● Exercise directions: Quote the whole listing word for word, please.

:: Data rows

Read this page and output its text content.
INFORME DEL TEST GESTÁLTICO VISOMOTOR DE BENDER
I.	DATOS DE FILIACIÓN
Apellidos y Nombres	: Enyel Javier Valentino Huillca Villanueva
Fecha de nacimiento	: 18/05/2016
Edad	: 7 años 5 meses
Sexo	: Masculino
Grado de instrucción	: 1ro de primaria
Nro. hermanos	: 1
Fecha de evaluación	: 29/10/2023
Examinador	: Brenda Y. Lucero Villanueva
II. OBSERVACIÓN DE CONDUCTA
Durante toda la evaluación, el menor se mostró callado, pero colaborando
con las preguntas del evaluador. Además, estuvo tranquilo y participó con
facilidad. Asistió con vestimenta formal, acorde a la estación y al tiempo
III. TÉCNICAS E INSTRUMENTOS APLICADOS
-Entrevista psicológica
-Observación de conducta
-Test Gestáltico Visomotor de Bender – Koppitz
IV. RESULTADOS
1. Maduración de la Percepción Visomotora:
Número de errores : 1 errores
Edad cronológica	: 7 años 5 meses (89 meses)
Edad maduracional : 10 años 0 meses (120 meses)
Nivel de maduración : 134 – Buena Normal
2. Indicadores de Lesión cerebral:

::::

● Complete answer:
Read this page and output its text content.
INFORME DEL TEST GESTÁLTICO VISOMOTOR DE BENDER
I.	DATOS DE FILIACIÓN
Apellidos y Nombres	: Enyel Javier Valentino Huillca Villanueva
Fecha de nacimiento	: 18/05/2016
Edad	: 7 años 5 meses
Sexo	: Masculino
Grado de instrucción	: 1ro de primaria
Nro. hermanos	: 1
Fecha de evaluación	: 29/10/2023
Examinador	: Brenda Y. Lucero Villanueva
II. OBSERVACIÓN DE CONDUCTA
Durante toda la evaluación, el menor se mostró callado, pero colaborando
con las preguntas del evaluador. Además, estuvo tranquilo y participó con
facilidad. Asistió con vestimenta formal, acorde a la estación y al tiempo
III. TÉCNICAS E INSTRUMENTOS APLICADOS
-Entrevista psicológica
-Observación de conducta
-Test Gestáltico Visomotor de Bender – Koppitz
IV. RESULTADOS
1. Maduración de la Percepción Visomotora:
Número de errores : 1 errores
Edad cronológica	: 7 años 5 meses (89 meses)
Edad maduracional : 10 años 0 meses (120 meses)
Nivel de maduración : 134 – Buena Normal
2. Indicadores de Lesión cerebral:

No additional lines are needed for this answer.